## DIRECTION
Below are the records. Gather each line that holds "ihrer".

## STORED RECORDS
* START *
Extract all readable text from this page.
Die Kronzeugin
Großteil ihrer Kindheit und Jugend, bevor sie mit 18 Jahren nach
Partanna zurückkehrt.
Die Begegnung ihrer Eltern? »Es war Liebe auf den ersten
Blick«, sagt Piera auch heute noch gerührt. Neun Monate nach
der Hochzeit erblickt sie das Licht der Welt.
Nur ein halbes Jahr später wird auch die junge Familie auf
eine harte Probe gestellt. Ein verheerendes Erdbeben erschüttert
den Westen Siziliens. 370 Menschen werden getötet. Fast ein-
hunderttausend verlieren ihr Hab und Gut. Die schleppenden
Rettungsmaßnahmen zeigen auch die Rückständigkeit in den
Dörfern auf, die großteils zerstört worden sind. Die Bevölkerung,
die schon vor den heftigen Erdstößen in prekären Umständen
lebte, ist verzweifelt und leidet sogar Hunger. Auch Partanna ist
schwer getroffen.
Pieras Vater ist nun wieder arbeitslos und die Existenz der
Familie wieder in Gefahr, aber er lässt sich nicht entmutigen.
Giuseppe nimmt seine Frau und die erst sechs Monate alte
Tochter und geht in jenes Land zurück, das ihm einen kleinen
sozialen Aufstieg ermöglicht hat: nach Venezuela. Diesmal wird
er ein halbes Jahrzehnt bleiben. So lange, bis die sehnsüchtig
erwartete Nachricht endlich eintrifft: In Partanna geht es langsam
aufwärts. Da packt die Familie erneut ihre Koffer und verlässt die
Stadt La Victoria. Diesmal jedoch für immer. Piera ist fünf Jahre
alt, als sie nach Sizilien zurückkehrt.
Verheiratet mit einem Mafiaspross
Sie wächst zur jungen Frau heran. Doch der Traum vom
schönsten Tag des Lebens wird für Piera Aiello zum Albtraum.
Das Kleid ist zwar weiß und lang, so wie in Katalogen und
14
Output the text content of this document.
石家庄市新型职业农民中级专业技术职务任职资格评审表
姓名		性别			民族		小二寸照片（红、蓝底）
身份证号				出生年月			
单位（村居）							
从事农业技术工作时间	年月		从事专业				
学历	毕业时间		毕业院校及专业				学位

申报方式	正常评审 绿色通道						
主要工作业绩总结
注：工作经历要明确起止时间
* END *
## FULL SOLUTION
Großteil ihrer Kindheit und Jugend, bevor sie mit 18 Jahren nach
Die Begegnung ihrer Eltern? »Es war Liebe auf den ersten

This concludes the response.